記述問題 A:
彫刻家・勝野眞言さんを紹介する本文を、二文で要約してください。
記述問題 B:
彫刻家・勝野眞言さんを紹介する本文を、最後の文の後から書き進めてください。

本文:
##############################

お金を目指さない人生はすがすがしい ふるさとの山河を女性像に投影したいという彫刻家・勝野眞言さんの哲学

本誌『かがり火』は、“面白い人物をよく探してくるものですね”と声を掛けられることが多いのですが、ほとんどは支局長や読者からの情報提供によるものです。

今回ご紹介する勝野眞言さん(65)は、原宿表参道(+六本木)支局の西村一孝さんから強い推薦がありました。

西村さんが勤務先の六本木ヒルズに向かう途中、近くのストライプハウスギャラリーで彫刻展が開かれていたので、何気なくのぞいたそうです。展示されていた女性像に不思議な魅力を感じた西村さんは、居合わせた作者の勝野さんに名刺を差し出して話し掛け、たちまち意気投合してしまったというのです。

ふらりと立ち寄ったギャラリーで、短時間で親しくなり、その上『かがり火』の購読まで申し込んでいただくという西村さんの天賦の才に驚きますが、それに応じた彫刻家にも敬服するばかりです。

熊本に行く機会があったらぜひ会ってほしいと、西村さんから渡された彫刻展のチラシのプロフィルに、勝野さんは南木曽町生まれとありました。南木曽町は「木曽は山の中であり、木は気である支局」の柴原薫さんが暮らす町です。たちまち親近感が全開となってしまいました。

##############################

データの内容:

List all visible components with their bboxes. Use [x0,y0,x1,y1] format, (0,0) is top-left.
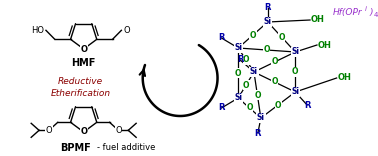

##############################

解答例 A:
『かがり火』で紹介する人物の多くは支局長や読者からの情報提供によるもので、今回の彫刻家・勝野眞言さんは、ギャラリーで彫刻展をのぞいて女性像に魅力を感じ、作者と意気投合した原宿表参道(+六本木)支局の西村一孝さんから強く推薦されました。西村さんから渡されたチラシのプロフィルによると勝野さんは南木曽町生まれで、そこは柴原薫さんが暮らす町でもあったため、たちまち親近感が湧きました。

解答例 B:
そんな経緯があって、5月下旬、熊本県菊池市の「白金の森」へ向かう途中、寄り道して勝野さんを訪ねました。(本誌:菅原歓一)

※この記事は、雑誌『かがり火』181号(2018年6月25日発行)に掲載された内容を、WEB版用に若干修正したものです。

木曽の山中で一人で遊ぶことが多かった少年時代

勝野眞言さんは、熊本県崇城大学芸術学部美術学科の教授でした。インタビューは先生の作品が所狭しと並べられている大学の研究室で行われました。

勝野さんは1954年、長野県南木曽町で生まれました。父親は戦後、木曽林材興芸株式会社という製材所を始めたということですが、起業するまでの道程は興味深いものでした。

「私は1901年生まれの父が50歳を過ぎてから生まれた子どもですので、父の思い出は多くはありません。島崎家(島崎藤村の母の生家)とは代々支え合った付き合いの深い関係にあり、明治維新の時、一時保証人になっていたこともあると聞いたことがあります。南木曽町は木曽の山中ですが、父は学問で身を立てようと考えたらしく、高校は名古屋の旧一中(現旭丘)、大学は早稲田で文科を学びました。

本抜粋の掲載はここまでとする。